Exercise:
Return, from the material below, each line in which "name" occurs.

---------- Exercise inputs ----------

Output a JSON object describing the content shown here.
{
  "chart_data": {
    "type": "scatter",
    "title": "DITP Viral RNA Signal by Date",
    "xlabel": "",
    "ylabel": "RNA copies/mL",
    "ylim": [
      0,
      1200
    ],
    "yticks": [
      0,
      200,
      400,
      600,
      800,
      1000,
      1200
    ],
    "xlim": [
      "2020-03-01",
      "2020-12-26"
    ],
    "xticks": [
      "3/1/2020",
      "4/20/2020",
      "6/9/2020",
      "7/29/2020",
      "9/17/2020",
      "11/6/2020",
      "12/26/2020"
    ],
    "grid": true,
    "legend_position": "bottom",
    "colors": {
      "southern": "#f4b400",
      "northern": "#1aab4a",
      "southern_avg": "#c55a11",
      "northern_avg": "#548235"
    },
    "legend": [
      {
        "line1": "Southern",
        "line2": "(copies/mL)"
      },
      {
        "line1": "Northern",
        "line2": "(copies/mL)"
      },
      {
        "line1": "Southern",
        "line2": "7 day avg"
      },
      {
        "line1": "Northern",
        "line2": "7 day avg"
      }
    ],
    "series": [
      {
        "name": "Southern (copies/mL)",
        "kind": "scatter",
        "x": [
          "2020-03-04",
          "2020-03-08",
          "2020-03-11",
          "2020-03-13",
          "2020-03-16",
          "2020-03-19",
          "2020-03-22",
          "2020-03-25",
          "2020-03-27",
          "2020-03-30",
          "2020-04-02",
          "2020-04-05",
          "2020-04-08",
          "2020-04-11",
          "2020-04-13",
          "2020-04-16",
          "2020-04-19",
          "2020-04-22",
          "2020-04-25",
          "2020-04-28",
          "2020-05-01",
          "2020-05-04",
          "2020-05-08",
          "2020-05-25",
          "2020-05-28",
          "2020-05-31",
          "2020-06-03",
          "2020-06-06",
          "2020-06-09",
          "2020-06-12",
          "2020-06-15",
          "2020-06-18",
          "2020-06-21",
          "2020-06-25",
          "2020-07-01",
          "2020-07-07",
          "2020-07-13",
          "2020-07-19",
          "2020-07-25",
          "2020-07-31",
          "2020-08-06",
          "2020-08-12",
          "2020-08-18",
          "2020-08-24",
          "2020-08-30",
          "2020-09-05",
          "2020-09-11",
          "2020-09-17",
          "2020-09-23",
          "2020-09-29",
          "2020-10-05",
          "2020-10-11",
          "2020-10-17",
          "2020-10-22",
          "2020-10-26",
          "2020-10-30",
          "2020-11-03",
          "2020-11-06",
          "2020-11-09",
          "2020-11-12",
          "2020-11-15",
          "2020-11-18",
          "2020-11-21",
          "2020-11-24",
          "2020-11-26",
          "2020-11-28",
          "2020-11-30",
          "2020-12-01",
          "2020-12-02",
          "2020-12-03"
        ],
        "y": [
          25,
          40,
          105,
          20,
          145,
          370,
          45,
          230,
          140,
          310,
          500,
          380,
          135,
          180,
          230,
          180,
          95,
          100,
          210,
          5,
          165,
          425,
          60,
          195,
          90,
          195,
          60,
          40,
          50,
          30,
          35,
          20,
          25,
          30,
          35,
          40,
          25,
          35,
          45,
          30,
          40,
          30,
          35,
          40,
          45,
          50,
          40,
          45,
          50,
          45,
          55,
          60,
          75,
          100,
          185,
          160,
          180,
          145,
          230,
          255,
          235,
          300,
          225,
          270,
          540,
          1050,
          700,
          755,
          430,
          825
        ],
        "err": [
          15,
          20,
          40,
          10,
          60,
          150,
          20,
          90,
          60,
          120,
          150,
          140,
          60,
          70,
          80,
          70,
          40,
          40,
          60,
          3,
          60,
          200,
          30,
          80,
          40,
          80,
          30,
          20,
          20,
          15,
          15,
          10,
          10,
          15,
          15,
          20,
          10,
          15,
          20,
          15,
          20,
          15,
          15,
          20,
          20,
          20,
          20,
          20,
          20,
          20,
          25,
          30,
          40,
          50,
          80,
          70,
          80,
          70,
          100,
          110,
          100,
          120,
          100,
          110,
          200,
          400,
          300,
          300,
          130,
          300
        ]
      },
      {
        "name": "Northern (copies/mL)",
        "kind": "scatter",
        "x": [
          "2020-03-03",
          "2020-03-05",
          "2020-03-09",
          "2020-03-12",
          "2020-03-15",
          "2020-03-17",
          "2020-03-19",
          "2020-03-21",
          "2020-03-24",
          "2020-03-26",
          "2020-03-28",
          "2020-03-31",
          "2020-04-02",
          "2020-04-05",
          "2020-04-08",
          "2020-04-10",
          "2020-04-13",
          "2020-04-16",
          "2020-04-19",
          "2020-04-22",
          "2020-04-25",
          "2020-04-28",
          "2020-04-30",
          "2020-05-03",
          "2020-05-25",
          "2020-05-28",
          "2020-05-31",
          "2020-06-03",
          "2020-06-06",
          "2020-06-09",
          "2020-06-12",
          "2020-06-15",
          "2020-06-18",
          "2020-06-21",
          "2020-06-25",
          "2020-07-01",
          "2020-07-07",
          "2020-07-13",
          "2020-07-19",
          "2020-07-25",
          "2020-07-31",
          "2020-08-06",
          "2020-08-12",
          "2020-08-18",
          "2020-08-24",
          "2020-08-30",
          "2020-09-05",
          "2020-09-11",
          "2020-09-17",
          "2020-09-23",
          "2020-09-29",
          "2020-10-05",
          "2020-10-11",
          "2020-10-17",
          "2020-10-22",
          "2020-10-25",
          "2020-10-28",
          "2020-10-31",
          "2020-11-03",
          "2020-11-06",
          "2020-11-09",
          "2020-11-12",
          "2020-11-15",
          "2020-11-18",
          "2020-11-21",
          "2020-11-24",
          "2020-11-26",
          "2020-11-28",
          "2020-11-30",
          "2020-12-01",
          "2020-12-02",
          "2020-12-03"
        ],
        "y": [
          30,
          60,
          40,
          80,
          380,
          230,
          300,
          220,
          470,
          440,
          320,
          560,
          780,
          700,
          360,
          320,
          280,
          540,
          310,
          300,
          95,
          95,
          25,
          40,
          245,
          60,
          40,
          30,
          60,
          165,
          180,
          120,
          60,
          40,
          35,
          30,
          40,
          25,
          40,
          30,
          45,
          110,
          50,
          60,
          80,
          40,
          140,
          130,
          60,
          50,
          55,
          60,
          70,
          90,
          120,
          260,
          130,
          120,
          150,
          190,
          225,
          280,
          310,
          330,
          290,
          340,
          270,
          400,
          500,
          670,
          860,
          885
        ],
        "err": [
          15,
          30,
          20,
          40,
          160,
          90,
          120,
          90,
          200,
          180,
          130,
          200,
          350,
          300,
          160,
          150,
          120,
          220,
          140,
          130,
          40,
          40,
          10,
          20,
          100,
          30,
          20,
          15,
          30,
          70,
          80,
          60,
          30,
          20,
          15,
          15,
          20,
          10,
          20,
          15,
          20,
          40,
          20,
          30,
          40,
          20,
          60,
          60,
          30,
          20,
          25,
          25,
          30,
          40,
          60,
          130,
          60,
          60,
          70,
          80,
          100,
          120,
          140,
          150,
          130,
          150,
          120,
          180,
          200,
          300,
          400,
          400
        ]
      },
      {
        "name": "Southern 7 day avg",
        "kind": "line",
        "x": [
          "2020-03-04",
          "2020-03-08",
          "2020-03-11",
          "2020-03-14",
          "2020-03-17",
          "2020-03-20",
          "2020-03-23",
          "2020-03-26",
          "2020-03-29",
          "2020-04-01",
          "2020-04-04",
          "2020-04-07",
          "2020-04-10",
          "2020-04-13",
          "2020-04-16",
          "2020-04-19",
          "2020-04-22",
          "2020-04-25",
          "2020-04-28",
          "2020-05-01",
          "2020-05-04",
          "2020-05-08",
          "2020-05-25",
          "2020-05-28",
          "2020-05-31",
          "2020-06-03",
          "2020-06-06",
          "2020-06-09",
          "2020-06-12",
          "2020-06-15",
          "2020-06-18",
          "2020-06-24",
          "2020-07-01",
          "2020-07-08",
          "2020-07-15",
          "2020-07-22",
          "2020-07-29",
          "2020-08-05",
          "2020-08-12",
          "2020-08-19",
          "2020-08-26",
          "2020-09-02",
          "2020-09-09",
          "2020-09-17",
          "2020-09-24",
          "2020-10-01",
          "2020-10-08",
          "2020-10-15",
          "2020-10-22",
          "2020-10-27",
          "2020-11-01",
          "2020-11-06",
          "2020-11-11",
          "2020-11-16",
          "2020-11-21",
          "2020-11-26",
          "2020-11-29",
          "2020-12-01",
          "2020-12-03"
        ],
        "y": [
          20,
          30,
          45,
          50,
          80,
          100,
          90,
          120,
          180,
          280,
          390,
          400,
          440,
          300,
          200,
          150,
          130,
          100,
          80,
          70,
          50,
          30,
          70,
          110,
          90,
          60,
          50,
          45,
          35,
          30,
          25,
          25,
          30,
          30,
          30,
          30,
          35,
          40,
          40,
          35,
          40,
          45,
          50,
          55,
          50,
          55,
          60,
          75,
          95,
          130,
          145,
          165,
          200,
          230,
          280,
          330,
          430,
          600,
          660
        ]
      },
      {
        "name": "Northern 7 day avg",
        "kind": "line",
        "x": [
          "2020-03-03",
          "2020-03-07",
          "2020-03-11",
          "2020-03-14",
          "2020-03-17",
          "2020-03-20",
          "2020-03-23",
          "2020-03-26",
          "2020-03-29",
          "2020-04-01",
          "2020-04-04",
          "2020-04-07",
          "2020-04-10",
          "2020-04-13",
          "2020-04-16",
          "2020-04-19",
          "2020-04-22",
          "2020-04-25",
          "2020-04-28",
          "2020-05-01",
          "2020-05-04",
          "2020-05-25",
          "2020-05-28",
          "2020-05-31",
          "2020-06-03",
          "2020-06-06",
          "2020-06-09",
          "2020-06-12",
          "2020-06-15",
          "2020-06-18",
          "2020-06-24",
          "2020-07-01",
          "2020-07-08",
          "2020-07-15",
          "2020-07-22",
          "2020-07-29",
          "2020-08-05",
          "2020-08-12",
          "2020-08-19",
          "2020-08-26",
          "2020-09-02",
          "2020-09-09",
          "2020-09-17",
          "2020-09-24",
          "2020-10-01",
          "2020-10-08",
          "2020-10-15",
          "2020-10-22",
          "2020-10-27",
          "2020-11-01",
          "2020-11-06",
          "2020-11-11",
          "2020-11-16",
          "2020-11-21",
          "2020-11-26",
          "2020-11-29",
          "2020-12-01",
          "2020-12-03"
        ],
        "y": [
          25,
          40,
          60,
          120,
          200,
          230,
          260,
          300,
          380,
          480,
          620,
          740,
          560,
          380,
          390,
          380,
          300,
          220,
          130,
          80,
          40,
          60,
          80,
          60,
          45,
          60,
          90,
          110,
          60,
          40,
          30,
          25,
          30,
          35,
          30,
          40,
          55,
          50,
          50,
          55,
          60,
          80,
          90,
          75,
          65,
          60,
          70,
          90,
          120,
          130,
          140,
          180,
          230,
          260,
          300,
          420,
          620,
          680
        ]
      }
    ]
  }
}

----------

Result of the task:
        "name": "Southern (copies/mL)",
        "name": "Northern (copies/mL)",
        "name": "Southern 7 day avg",
        "name": "Northern 7 day avg",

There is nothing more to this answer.